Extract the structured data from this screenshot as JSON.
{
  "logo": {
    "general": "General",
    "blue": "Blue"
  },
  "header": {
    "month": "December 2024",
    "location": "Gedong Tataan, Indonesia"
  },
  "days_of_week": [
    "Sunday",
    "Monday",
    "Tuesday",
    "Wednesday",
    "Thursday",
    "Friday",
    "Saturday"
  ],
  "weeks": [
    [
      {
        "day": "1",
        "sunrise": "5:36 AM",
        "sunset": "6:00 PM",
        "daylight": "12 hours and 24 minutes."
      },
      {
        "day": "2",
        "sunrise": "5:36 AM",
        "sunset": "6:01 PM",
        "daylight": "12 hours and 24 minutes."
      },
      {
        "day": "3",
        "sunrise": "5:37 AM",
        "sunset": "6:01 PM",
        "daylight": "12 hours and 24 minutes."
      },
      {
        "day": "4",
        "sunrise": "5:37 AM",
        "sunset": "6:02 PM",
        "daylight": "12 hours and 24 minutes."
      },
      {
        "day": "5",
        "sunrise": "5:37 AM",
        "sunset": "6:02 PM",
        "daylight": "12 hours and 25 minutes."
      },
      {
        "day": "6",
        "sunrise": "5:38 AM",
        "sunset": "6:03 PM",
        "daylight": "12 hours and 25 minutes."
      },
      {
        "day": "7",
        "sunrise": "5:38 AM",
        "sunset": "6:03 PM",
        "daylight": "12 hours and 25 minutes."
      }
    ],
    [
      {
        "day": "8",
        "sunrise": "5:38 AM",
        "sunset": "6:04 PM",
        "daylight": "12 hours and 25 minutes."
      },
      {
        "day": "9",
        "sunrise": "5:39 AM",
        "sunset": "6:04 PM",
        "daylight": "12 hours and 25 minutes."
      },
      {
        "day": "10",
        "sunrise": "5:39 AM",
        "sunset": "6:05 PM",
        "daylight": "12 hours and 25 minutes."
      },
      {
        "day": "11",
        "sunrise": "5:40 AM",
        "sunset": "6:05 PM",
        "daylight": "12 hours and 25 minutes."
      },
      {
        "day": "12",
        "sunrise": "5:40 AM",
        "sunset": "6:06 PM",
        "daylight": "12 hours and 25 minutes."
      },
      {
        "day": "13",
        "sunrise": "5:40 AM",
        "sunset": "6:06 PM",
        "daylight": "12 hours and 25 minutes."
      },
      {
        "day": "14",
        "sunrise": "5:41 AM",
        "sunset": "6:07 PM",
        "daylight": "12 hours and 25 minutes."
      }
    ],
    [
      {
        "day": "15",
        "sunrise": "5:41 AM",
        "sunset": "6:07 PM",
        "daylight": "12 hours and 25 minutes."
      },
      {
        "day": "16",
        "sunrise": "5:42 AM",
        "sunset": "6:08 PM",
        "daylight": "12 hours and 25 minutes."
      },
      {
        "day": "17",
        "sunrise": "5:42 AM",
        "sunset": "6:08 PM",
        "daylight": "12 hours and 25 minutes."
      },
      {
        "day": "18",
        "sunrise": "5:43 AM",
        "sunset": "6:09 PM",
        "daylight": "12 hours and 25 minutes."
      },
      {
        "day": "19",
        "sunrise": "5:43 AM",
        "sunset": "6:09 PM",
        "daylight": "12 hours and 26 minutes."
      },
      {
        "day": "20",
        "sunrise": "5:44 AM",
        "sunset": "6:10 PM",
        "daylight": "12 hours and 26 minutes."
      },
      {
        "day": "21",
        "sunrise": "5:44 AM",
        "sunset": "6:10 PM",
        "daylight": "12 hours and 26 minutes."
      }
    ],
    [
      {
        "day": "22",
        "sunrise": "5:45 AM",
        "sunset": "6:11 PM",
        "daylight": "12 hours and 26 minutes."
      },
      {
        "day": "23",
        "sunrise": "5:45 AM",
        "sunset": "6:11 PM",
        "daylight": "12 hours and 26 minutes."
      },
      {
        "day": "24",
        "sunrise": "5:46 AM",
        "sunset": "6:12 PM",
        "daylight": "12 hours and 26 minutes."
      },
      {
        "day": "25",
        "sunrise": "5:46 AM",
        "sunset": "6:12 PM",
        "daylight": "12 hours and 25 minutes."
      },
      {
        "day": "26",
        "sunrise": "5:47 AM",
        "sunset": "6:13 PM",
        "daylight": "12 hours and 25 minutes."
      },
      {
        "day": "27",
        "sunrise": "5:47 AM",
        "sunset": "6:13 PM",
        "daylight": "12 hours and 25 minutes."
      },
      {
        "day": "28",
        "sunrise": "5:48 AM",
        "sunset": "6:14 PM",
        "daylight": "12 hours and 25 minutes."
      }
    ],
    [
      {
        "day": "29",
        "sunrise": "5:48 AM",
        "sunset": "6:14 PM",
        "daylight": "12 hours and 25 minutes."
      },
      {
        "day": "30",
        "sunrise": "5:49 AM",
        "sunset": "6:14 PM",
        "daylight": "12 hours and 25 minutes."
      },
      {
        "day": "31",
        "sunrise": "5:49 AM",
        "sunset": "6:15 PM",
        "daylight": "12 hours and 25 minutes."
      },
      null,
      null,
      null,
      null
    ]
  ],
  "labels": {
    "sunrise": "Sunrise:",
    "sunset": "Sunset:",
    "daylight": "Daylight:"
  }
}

**Written problem**
Print the material verbatim, all of it.

**Reply**
Extract the structured data from this screenshot as JSON.
{
  "logo": {
    "general": "General",
    "blue": "Blue"
  },
  "header": {
    "month": "December 2024",
    "location": "Gedong Tataan, Indonesia"
  },
  "days_of_week": [
    "Sunday",
    "Monday",
    "Tuesday",
    "Wednesday",
    "Thursday",
    "Friday",
    "Saturday"
  ],
  "weeks": [
    [
      {
        "day": "1",
        "sunrise": "5:36 AM",
        "sunset": "6:00 PM",
        "daylight": "12 hours and 24 minutes."
      },
      {
        "day": "2",
        "sunrise": "5:36 AM",
        "sunset": "6:01 PM",
        "daylight": "12 hours and 24 minutes."
      },
      {
        "day": "3",
        "sunrise": "5:37 AM",
        "sunset": "6:01 PM",
        "daylight": "12 hours and 24 minutes."
      },
      {
        "day": "4",
        "sunrise": "5:37 AM",
        "sunset": "6:02 PM",
        "daylight": "12 hours and 24 minutes."
      },
      {
        "day": "5",
        "sunrise": "5:37 AM",
        "sunset": "6:02 PM",
        "daylight": "12 hours and 25 minutes."
      },
      {
        "day": "6",
        "sunrise": "5:38 AM",
        "sunset": "6:03 PM",
        "daylight": "12 hours and 25 minutes."
      },
      {
        "day": "7",
        "sunrise": "5:38 AM",
        "sunset": "6:03 PM",
        "daylight": "12 hours and 25 minutes."
      }
    ],
    [
      {
        "day": "8",
        "sunrise": "5:38 AM",
        "sunset": "6:04 PM",
        "daylight": "12 hours and 25 minutes."
      },
      {
        "day": "9",
        "sunrise": "5:39 AM",
        "sunset": "6:04 PM",
        "daylight": "12 hours and 25 minutes."
      },
      {
        "day": "10",
        "sunrise": "5:39 AM",
        "sunset": "6:05 PM",
        "daylight": "12 hours and 25 minutes."
      },
      {
        "day": "11",
        "sunrise": "5:40 AM",
        "sunset": "6:05 PM",
        "daylight": "12 hours and 25 minutes."
      },
      {
        "day": "12",
        "sunrise": "5:40 AM",
        "sunset": "6:06 PM",
        "daylight": "12 hours and 25 minutes."
      },
      {
        "day": "13",
        "sunrise": "5:40 AM",
        "sunset": "6:06 PM",
        "daylight": "12 hours and 25 minutes."
      },
      {
        "day": "14",
        "sunrise": "5:41 AM",
        "sunset": "6:07 PM",
        "daylight": "12 hours and 25 minutes."
      }
    ],
    [
      {
        "day": "15",
        "sunrise": "5:41 AM",
        "sunset": "6:07 PM",
        "daylight": "12 hours and 25 minutes."
      },
      {
        "day": "16",
        "sunrise": "5:42 AM",
        "sunset": "6:08 PM",
        "daylight": "12 hours and 25 minutes."
      },
      {
        "day": "17",
        "sunrise": "5:42 AM",
        "sunset": "6:08 PM",
        "daylight": "12 hours and 25 minutes."
      },
      {
        "day": "18",
        "sunrise": "5:43 AM",
        "sunset": "6:09 PM",
        "daylight": "12 hours and 25 minutes."
      },
      {
        "day": "19",
        "sunrise": "5:43 AM",
        "sunset": "6:09 PM",
        "daylight": "12 hours and 26 minutes."
      },
      {
        "day": "20",
        "sunrise": "5:44 AM",
        "sunset": "6:10 PM",
        "daylight": "12 hours and 26 minutes."
      },
      {
        "day": "21",
        "sunrise": "5:44 AM",
        "sunset": "6:10 PM",
        "daylight": "12 hours and 26 minutes."
      }
    ],
    [
      {
        "day": "22",
        "sunrise": "5:45 AM",
        "sunset": "6:11 PM",
        "daylight": "12 hours and 26 minutes."
      },
      {
        "day": "23",
        "sunrise": "5:45 AM",
        "sunset": "6:11 PM",
        "daylight": "12 hours and 26 minutes."
      },
      {
        "day": "24",
        "sunrise": "5:46 AM",
        "sunset": "6:12 PM",
        "daylight": "12 hours and 26 minutes."
      },
      {
        "day": "25",
        "sunrise": "5:46 AM",
        "sunset": "6:12 PM",
        "daylight": "12 hours and 25 minutes."
      },
      {
        "day": "26",
        "sunrise": "5:47 AM",
        "sunset": "6:13 PM",
        "daylight": "12 hours and 25 minutes."
      },
      {
        "day": "27",
        "sunrise": "5:47 AM",
        "sunset": "6:13 PM",
        "daylight": "12 hours and 25 minutes."
      },
      {
        "day": "28",
        "sunrise": "5:48 AM",
        "sunset": "6:14 PM",
        "daylight": "12 hours and 25 minutes."
      }
    ],
    [
      {
        "day": "29",
        "sunrise": "5:48 AM",
        "sunset": "6:14 PM",
        "daylight": "12 hours and 25 minutes."
      },
      {
        "day": "30",
        "sunrise": "5:49 AM",
        "sunset": "6:14 PM",
        "daylight": "12 hours and 25 minutes."
      },
      {
        "day": "31",
        "sunrise": "5:49 AM",
        "sunset": "6:15 PM",
        "daylight": "12 hours and 25 minutes."
      },
      null,
      null,
      null,
      null
    ]
  ],
  "labels": {
    "sunrise": "Sunrise:",
    "sunset": "Sunset:",
    "daylight": "Daylight:"
  }
}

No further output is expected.